## Start
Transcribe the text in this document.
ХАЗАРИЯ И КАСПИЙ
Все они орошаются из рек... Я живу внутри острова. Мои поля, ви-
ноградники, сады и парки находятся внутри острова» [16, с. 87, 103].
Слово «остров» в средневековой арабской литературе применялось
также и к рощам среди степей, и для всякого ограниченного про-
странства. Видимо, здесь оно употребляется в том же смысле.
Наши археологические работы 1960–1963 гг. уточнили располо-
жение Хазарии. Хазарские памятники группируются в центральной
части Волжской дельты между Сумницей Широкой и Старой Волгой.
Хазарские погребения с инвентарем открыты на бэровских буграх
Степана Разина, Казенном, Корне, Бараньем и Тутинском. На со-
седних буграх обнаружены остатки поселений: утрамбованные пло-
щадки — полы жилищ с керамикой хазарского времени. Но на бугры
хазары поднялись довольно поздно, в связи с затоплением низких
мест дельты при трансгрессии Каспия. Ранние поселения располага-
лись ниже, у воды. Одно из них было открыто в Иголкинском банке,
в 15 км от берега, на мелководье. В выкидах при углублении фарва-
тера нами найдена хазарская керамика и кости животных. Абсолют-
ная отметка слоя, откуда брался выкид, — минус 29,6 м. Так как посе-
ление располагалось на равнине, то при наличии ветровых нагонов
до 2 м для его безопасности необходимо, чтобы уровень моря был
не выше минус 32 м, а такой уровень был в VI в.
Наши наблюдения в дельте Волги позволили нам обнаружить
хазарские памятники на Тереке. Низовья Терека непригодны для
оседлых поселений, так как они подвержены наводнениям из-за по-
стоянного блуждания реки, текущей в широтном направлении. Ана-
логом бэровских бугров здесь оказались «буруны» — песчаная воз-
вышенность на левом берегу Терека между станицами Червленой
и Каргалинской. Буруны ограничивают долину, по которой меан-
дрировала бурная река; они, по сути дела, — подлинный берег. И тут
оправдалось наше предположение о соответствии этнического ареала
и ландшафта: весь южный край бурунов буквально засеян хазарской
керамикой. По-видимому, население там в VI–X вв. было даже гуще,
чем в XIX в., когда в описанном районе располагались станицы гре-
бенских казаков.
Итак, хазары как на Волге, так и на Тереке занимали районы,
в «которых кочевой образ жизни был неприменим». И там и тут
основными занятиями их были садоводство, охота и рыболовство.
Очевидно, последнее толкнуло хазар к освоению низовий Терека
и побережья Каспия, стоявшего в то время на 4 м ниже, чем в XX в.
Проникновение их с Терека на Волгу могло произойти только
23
## End
DIRECTIONS:
Each line that contains the word "буграх" counts toward the total; give only that total.

CORRECT RESULT:
2